• _EXERCISE AIM_
The records that follow should be retyped word for word.

• _DATA TO USE_
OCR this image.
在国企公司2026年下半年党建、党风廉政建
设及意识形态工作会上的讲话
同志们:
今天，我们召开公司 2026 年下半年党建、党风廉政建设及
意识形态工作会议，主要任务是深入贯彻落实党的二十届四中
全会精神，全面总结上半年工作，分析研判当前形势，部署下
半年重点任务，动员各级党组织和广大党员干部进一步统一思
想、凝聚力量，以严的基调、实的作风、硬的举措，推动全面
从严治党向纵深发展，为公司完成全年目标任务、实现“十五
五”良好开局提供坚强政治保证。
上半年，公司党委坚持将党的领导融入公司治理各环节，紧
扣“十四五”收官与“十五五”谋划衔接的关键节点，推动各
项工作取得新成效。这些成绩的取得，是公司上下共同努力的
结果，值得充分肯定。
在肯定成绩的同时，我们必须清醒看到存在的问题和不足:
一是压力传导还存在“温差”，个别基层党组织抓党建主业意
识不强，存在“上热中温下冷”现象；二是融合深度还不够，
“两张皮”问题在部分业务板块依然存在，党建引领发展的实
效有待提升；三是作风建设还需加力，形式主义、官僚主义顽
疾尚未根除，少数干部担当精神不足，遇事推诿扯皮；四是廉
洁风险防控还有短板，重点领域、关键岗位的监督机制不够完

• _RESPONSE TO THE EXERCISE_
OCR this image.
在国企公司2026年下半年党建、党风廉政建
设及意识形态工作会上的讲话
同志们:
今天，我们召开公司 2026 年下半年党建、党风廉政建设及
意识形态工作会议，主要任务是深入贯彻落实党的二十届四中
全会精神，全面总结上半年工作，分析研判当前形势，部署下
半年重点任务，动员各级党组织和广大党员干部进一步统一思
想、凝聚力量，以严的基调、实的作风、硬的举措，推动全面
从严治党向纵深发展，为公司完成全年目标任务、实现“十五
五”良好开局提供坚强政治保证。
上半年，公司党委坚持将党的领导融入公司治理各环节，紧
扣“十四五”收官与“十五五”谋划衔接的关键节点，推动各
项工作取得新成效。这些成绩的取得，是公司上下共同努力的
结果，值得充分肯定。
在肯定成绩的同时，我们必须清醒看到存在的问题和不足:
一是压力传导还存在“温差”，个别基层党组织抓党建主业意
识不强，存在“上热中温下冷”现象；二是融合深度还不够，
“两张皮”问题在部分业务板块依然存在，党建引领发展的实
效有待提升；三是作风建设还需加力，形式主义、官僚主义顽
疾尚未根除，少数干部担当精神不足，遇事推诿扯皮；四是廉
洁风险防控还有短板，重点领域、关键岗位的监督机制不够完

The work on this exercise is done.